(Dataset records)
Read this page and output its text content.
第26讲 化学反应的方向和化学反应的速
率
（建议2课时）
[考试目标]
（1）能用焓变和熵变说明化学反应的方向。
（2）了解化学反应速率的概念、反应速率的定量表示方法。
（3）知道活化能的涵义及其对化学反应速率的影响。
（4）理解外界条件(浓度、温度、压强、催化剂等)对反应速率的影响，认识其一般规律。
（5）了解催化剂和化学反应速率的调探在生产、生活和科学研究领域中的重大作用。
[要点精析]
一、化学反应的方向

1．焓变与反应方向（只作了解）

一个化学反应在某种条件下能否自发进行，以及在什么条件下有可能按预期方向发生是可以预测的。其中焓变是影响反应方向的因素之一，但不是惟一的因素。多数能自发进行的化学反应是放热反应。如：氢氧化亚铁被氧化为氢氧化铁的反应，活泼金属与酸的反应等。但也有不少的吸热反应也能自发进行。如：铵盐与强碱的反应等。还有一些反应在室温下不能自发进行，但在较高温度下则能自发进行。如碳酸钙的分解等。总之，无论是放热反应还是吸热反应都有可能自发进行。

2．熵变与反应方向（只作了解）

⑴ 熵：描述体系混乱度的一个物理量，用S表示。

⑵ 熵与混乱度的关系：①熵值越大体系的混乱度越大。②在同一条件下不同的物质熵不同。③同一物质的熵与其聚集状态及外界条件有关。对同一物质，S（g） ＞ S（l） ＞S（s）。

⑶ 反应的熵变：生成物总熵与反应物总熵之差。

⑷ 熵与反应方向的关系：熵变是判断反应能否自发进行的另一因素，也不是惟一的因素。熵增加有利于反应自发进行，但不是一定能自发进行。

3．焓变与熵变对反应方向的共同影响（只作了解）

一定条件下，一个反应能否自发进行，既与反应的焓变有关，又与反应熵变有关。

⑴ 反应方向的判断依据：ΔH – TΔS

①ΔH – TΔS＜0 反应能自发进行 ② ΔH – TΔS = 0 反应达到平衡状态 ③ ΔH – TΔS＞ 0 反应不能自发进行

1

# PROBLEM REQUIREMENTS:
Print all of the entries exactly as they are written.

# EXERCISE RESULT:
Read this page and output its text content.
第26讲 化学反应的方向和化学反应的速
率
（建议2课时）
[考试目标]
（1）能用焓变和熵变说明化学反应的方向。
（2）了解化学反应速率的概念、反应速率的定量表示方法。
（3）知道活化能的涵义及其对化学反应速率的影响。
（4）理解外界条件(浓度、温度、压强、催化剂等)对反应速率的影响，认识其一般规律。
（5）了解催化剂和化学反应速率的调探在生产、生活和科学研究领域中的重大作用。
[要点精析]
一、化学反应的方向

1．焓变与反应方向（只作了解）

一个化学反应在某种条件下能否自发进行，以及在什么条件下有可能按预期方向发生是可以预测的。其中焓变是影响反应方向的因素之一，但不是惟一的因素。多数能自发进行的化学反应是放热反应。如：氢氧化亚铁被氧化为氢氧化铁的反应，活泼金属与酸的反应等。但也有不少的吸热反应也能自发进行。如：铵盐与强碱的反应等。还有一些反应在室温下不能自发进行，但在较高温度下则能自发进行。如碳酸钙的分解等。总之，无论是放热反应还是吸热反应都有可能自发进行。

2．熵变与反应方向（只作了解）

⑴ 熵：描述体系混乱度的一个物理量，用S表示。

⑵ 熵与混乱度的关系：①熵值越大体系的混乱度越大。②在同一条件下不同的物质熵不同。③同一物质的熵与其聚集状态及外界条件有关。对同一物质，S（g） ＞ S（l） ＞S（s）。

⑶ 反应的熵变：生成物总熵与反应物总熵之差。

⑷ 熵与反应方向的关系：熵变是判断反应能否自发进行的另一因素，也不是惟一的因素。熵增加有利于反应自发进行，但不是一定能自发进行。

3．焓变与熵变对反应方向的共同影响（只作了解）

一定条件下，一个反应能否自发进行，既与反应的焓变有关，又与反应熵变有关。

⑴ 反应方向的判断依据：ΔH – TΔS

①ΔH – TΔS＜0 反应能自发进行 ② ΔH – TΔS = 0 反应达到平衡状态 ③ ΔH – TΔS＞ 0 反应不能自发进行

1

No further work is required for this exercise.